• [Requirement]: Search the material below for the word "SDTVAR" and copy every line in which it occurs.

• [Data section]:
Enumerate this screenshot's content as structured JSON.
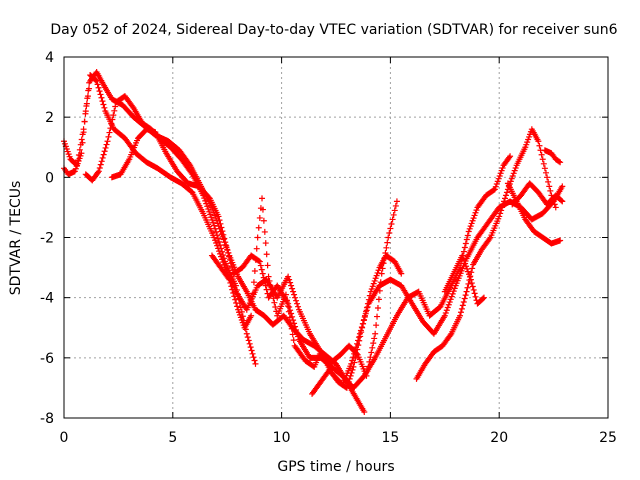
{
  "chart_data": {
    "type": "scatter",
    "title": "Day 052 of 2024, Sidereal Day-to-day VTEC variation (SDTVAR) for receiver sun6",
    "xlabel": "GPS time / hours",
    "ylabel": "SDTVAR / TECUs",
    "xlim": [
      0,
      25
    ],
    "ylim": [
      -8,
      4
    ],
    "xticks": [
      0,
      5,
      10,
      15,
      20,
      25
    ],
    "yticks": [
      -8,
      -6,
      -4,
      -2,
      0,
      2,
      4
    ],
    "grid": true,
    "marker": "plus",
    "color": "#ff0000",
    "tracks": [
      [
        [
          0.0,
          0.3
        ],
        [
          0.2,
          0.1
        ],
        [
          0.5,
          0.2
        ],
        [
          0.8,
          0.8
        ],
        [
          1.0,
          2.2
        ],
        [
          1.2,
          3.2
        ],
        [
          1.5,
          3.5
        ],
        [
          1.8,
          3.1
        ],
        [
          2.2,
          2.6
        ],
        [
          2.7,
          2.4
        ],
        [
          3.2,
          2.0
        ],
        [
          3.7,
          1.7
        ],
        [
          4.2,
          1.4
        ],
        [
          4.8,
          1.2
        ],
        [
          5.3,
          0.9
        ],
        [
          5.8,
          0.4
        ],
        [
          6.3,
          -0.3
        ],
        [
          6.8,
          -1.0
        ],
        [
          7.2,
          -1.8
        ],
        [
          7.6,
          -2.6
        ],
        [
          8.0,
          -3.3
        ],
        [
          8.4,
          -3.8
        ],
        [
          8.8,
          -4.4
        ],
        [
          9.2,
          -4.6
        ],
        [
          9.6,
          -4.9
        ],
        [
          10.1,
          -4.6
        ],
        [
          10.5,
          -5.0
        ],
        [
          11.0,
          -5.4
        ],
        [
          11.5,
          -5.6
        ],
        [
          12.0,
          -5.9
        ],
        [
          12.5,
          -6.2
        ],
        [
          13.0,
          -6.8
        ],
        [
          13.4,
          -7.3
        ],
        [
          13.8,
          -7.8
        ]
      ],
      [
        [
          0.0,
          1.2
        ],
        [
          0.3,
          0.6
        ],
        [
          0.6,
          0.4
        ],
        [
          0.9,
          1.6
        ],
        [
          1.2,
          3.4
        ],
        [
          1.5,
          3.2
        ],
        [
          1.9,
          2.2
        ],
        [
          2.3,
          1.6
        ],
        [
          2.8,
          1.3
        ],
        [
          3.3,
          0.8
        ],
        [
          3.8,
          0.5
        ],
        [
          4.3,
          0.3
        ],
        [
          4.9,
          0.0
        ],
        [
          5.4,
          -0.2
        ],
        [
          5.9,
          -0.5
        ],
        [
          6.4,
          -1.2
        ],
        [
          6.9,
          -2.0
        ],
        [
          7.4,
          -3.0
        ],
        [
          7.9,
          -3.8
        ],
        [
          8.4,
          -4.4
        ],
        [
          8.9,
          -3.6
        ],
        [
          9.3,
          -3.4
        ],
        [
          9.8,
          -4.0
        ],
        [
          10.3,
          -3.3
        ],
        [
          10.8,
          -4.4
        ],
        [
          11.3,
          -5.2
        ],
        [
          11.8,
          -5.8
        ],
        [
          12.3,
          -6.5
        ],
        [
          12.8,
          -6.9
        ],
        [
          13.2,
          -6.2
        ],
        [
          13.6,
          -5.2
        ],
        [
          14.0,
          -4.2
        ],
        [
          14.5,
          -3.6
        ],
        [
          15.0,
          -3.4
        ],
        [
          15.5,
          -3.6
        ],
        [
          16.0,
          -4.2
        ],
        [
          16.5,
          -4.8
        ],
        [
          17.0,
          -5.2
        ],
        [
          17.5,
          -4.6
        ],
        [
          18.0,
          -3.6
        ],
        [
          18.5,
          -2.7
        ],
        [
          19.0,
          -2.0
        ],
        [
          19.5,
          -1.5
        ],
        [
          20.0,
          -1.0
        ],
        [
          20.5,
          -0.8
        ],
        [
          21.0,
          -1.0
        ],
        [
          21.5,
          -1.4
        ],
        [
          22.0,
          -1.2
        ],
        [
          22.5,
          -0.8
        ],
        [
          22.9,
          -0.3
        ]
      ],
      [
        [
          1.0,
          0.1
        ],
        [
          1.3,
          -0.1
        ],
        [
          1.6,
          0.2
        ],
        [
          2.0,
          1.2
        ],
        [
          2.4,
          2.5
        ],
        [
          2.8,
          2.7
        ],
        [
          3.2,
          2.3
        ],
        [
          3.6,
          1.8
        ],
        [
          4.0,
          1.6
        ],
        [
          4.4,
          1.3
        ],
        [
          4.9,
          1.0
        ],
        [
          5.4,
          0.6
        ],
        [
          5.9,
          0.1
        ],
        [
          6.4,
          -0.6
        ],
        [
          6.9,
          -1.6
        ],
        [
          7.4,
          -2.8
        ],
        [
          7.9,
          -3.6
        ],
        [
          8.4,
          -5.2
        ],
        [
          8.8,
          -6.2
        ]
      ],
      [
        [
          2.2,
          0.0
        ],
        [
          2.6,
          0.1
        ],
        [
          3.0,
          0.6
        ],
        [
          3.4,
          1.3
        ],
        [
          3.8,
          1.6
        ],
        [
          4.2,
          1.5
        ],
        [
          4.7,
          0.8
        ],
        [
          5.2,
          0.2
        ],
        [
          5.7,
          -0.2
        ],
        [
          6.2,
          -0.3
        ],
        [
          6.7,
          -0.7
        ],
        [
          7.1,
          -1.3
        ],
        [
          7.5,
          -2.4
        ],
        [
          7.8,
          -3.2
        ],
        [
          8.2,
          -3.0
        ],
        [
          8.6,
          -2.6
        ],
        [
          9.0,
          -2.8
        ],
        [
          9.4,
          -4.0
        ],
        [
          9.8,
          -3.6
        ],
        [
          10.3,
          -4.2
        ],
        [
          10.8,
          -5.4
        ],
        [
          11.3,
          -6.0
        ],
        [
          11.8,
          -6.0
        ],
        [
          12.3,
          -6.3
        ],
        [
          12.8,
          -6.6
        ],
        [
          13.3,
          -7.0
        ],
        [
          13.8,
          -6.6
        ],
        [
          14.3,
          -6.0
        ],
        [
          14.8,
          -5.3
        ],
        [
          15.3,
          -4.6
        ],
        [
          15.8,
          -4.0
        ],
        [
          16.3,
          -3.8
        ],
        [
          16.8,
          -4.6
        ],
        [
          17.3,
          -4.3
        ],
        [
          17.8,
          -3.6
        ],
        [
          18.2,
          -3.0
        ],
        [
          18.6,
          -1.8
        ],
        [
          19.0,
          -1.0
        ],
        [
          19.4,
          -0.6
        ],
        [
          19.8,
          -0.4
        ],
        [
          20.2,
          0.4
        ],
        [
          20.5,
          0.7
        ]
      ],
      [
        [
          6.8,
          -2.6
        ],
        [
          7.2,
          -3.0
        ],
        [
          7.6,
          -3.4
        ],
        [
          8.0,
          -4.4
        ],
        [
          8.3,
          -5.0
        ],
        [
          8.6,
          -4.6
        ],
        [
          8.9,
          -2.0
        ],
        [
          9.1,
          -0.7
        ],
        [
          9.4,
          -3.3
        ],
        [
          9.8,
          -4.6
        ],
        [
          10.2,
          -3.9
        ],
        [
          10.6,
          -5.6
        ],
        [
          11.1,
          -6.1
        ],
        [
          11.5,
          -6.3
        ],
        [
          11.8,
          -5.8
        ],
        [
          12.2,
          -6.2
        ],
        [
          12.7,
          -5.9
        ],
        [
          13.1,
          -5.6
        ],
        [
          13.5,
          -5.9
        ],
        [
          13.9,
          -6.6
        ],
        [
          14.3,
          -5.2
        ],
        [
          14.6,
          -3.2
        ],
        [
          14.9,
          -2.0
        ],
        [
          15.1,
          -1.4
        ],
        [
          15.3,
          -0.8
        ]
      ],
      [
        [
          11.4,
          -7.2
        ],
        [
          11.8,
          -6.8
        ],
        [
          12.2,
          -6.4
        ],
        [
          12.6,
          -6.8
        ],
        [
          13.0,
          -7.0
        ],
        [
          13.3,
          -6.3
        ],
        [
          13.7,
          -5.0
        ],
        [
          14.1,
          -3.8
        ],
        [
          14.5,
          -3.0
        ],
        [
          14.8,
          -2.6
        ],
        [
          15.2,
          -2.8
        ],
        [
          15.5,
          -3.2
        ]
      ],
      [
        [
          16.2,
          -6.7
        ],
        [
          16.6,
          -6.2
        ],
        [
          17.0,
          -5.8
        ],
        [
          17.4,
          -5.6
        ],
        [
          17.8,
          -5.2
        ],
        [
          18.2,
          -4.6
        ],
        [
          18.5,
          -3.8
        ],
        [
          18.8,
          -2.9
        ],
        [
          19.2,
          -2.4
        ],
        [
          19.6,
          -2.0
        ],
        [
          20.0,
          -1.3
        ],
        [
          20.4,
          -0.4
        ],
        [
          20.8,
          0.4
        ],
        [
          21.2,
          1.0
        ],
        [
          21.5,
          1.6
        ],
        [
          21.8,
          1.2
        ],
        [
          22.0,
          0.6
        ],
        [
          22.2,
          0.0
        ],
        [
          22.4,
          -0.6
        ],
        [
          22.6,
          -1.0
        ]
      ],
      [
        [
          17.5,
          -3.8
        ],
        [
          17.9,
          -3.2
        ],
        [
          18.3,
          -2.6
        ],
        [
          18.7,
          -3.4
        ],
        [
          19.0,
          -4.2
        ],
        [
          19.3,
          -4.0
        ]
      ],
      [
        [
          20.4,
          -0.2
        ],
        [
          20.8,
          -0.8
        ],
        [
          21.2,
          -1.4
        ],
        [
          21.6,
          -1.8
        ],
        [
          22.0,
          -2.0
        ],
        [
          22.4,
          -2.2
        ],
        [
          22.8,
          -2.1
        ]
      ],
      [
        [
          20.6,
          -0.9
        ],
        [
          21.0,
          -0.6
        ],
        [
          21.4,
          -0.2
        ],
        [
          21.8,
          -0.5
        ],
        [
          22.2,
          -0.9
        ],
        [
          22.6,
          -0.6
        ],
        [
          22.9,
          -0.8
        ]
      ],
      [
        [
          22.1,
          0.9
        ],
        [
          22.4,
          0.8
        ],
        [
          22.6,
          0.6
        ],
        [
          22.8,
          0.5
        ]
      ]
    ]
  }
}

• [Written answer]:
    "title": "Day 052 of 2024, Sidereal Day-to-day VTEC variation (SDTVAR) for receiver sun6",
    "ylabel": "SDTVAR / TECUs",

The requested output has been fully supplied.